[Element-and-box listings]
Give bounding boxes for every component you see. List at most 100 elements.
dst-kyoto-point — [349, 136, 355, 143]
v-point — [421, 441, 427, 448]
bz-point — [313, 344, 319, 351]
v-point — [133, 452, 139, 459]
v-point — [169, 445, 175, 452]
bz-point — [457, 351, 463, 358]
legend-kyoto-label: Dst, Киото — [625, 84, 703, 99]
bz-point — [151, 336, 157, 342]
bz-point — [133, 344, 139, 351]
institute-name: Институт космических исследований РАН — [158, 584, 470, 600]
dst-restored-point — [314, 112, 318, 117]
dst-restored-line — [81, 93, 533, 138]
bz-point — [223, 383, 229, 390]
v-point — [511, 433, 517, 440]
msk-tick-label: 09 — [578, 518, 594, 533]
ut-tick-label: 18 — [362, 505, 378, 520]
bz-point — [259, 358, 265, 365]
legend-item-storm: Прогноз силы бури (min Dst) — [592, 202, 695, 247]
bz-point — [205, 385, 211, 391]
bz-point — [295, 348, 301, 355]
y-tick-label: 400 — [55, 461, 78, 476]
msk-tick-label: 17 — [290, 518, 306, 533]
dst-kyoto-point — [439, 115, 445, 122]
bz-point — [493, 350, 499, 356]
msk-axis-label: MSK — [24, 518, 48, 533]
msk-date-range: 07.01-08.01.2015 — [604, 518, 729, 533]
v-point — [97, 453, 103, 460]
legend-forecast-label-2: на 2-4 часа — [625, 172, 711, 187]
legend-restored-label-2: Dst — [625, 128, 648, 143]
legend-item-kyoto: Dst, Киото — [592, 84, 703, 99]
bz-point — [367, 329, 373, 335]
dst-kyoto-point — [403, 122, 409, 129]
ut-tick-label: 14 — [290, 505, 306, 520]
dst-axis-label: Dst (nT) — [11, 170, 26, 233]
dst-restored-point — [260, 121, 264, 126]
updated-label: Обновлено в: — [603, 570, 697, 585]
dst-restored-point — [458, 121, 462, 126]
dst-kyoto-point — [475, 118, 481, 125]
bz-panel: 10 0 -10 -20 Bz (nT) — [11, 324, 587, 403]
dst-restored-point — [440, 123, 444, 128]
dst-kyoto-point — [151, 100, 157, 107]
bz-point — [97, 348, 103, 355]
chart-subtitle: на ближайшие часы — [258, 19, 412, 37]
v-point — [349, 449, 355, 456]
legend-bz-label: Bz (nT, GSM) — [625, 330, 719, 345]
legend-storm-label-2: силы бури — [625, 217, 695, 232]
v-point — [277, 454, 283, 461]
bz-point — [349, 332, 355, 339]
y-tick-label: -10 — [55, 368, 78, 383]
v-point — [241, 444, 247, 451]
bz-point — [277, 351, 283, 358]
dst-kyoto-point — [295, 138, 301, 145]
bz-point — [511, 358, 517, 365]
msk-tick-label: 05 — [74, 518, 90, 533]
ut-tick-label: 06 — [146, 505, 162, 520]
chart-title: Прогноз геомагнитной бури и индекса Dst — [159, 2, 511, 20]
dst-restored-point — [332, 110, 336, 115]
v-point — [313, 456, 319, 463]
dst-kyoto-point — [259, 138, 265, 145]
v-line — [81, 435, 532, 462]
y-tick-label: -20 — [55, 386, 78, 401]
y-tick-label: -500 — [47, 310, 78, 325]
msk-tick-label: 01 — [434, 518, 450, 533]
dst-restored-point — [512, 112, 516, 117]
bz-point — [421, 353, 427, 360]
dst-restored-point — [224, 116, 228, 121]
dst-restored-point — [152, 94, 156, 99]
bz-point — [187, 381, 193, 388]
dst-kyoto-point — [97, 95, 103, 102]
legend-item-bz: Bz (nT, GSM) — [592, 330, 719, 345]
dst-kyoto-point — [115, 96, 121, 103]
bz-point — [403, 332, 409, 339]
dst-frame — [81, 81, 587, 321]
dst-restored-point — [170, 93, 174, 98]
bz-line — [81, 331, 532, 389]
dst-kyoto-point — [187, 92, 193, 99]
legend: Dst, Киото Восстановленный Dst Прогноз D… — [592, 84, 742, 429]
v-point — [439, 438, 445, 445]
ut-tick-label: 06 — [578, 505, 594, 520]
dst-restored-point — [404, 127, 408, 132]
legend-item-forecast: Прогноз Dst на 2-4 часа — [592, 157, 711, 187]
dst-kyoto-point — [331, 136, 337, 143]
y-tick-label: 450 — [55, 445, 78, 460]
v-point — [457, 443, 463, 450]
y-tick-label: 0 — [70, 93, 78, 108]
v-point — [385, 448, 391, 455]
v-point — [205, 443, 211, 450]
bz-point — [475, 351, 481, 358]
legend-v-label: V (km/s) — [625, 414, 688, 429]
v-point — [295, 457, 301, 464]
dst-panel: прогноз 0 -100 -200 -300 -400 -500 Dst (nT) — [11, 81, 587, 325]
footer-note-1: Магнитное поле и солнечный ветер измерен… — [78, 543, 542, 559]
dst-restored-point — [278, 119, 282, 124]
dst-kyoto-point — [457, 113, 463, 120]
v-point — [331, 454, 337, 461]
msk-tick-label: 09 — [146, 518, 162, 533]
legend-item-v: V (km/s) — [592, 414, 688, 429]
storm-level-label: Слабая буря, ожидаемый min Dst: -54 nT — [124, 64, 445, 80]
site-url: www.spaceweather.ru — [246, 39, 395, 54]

* What is being asked
Output every line of the entries above as a Markdown table with the columns "No." and "Line," numbering the rows in order and omitting blank lines.

* Reply
| No. | Line |
|---|---|
| 1 | Give bounding boxes for every component you see. List at most 100 elements. |
| 2 | dst-kyoto-point — [349, 136, 355, 143] |
| 3 | v-point — [421, 441, 427, 448] |
| 4 | bz-point — [313, 344, 319, 351] |
| 5 | v-point — [133, 452, 139, 459] |
| 6 | v-point — [169, 445, 175, 452] |
| 7 | bz-point — [457, 351, 463, 358] |
| 8 | legend-kyoto-label: Dst, Киото — [625, 84, 703, 99] |
| 9 | bz-point — [151, 336, 157, 342] |
| 10 | bz-point — [133, 344, 139, 351] |
| 11 | institute-name: Институт космических исследований РАН — [158, 584, 470, 600] |
| 12 | dst-restored-point — [314, 112, 318, 117] |
| 13 | dst-restored-line — [81, 93, 533, 138] |
| 14 | bz-point — [223, 383, 229, 390] |
| 15 | v-point — [511, 433, 517, 440] |
| 16 | msk-tick-label: 09 — [578, 518, 594, 533] |
| 17 | ut-tick-label: 18 — [362, 505, 378, 520] |
| 18 | bz-point — [259, 358, 265, 365] |
| 19 | legend-item-storm: Прогноз силы бури (min Dst) — [592, 202, 695, 247] |
| 20 | bz-point — [205, 385, 211, 391] |
| 21 | bz-point — [295, 348, 301, 355] |
| 22 | y-tick-label: 400 — [55, 461, 78, 476] |
| 23 | msk-tick-label: 17 — [290, 518, 306, 533] |
| 24 | dst-kyoto-point — [439, 115, 445, 122] |
| 25 | bz-point — [493, 350, 499, 356] |
| 26 | msk-axis-label: MSK — [24, 518, 48, 533] |
| 27 | msk-date-range: 07.01-08.01.2015 — [604, 518, 729, 533] |
| 28 | v-point — [97, 453, 103, 460] |
| 29 | legend-forecast-label-2: на 2-4 часа — [625, 172, 711, 187] |
| 30 | legend-restored-label-2: Dst — [625, 128, 648, 143] |
| 31 | legend-item-kyoto: Dst, Киото — [592, 84, 703, 99] |
| 32 | bz-point — [367, 329, 373, 335] |
| 33 | dst-kyoto-point — [403, 122, 409, 129] |
| 34 | ut-tick-label: 14 — [290, 505, 306, 520] |
| 35 | dst-axis-label: Dst (nT) — [11, 170, 26, 233] |
| 36 | dst-restored-point — [260, 121, 264, 126] |
| 37 | updated-label: Обновлено в: — [603, 570, 697, 585] |
| 38 | dst-restored-point — [458, 121, 462, 126] |
| 39 | dst-kyoto-point — [475, 118, 481, 125] |
| 40 | bz-panel: 10 0 -10 -20 Bz (nT) — [11, 324, 587, 403] |
| 41 | dst-restored-point — [440, 123, 444, 128] |
| 42 | dst-kyoto-point — [151, 100, 157, 107] |
| 43 | bz-point — [97, 348, 103, 355] |
| 44 | chart-subtitle: на ближайшие часы — [258, 19, 412, 37] |
| 45 | v-point — [349, 449, 355, 456] |
| 46 | legend-bz-label: Bz (nT, GSM) — [625, 330, 719, 345] |
| 47 | legend-storm-label-2: силы бури — [625, 217, 695, 232] |
| 48 | v-point — [277, 454, 283, 461] |
| 49 | bz-point — [349, 332, 355, 339] |
| 50 | y-tick-label: -10 — [55, 368, 78, 383] |
| 51 | v-point — [241, 444, 247, 451] |
| 52 | bz-point — [277, 351, 283, 358] |
| 53 | dst-kyoto-point — [295, 138, 301, 145] |
| 54 | bz-point — [511, 358, 517, 365] |
| 55 | msk-tick-label: 05 — [74, 518, 90, 533] |
| 56 | ut-tick-label: 06 — [146, 505, 162, 520] |
| 57 | chart-title: Прогноз геомагнитной бури и индекса Dst — [159, 2, 511, 20] |
| 58 | dst-restored-point — [332, 110, 336, 115] |
| 59 | v-point — [313, 456, 319, 463] |
| 60 | dst-kyoto-point — [259, 138, 265, 145] |
| 61 | v-line — [81, 435, 532, 462] |
| 62 | y-tick-label: -20 — [55, 386, 78, 401] |
| 63 | y-tick-label: -500 — [47, 310, 78, 325] |
| 64 | msk-tick-label: 01 — [434, 518, 450, 533] |
| 65 | dst-restored-point — [512, 112, 516, 117] |
| 66 | bz-point — [421, 353, 427, 360] |
| 67 | dst-restored-point — [224, 116, 228, 121] |
| 68 | dst-restored-point — [152, 94, 156, 99] |
| 69 | bz-point — [187, 381, 193, 388] |
| 70 | dst-kyoto-point — [97, 95, 103, 102] |
| 71 | legend-item-bz: Bz (nT, GSM) — [592, 330, 719, 345] |
| 72 | dst-kyoto-point — [115, 96, 121, 103] |
| 73 | bz-point — [403, 332, 409, 339] |
| 74 | dst-frame — [81, 81, 587, 321] |
| 75 | dst-restored-point — [170, 93, 174, 98] |
| 76 | bz-line — [81, 331, 532, 389] |
| 77 | dst-kyoto-point — [187, 92, 193, 99] |
| 78 | legend: Dst, Киото Восстановленный Dst Прогноз D… — [592, 84, 742, 429] |
| 79 | v-point — [439, 438, 445, 445] |
| 80 | ut-tick-label: 06 — [578, 505, 594, 520] |
| 81 | dst-restored-point — [404, 127, 408, 132] |
| 82 | legend-item-forecast: Прогноз Dst на 2-4 часа — [592, 157, 711, 187] |
| 83 | dst-kyoto-point — [331, 136, 337, 143] |
| 84 | y-tick-label: 450 — [55, 445, 78, 460] |
| 85 | v-point — [457, 443, 463, 450] |
| 86 | y-tick-label: 0 — [70, 93, 78, 108] |
| 87 | v-point — [385, 448, 391, 455] |
| 88 | v-point — [205, 443, 211, 450] |
| 89 | bz-point — [475, 351, 481, 358] |
| 90 | legend-v-label: V (km/s) — [625, 414, 688, 429] |
| 91 | v-point — [295, 457, 301, 464] |
| 92 | dst-panel: прогноз 0 -100 -200 -300 -400 -500 Dst (nT) — [11, 81, 587, 325] |
| 93 | footer-note-1: Магнитное поле и солнечный ветер измерен… — [78, 543, 542, 559] |
| 94 | dst-restored-point — [278, 119, 282, 124] |
| 95 | dst-kyoto-point — [457, 113, 463, 120] |
| 96 | v-point — [331, 454, 337, 461] |
| 97 | msk-tick-label: 09 — [146, 518, 162, 533] |
| 98 | legend-item-v: V (km/s) — [592, 414, 688, 429] |
| 99 | storm-level-label: Слабая буря, ожидаемый min Dst: -54 nT — [124, 64, 445, 80] |
| 100 | site-url: www.spaceweather.ru — [246, 39, 395, 54] |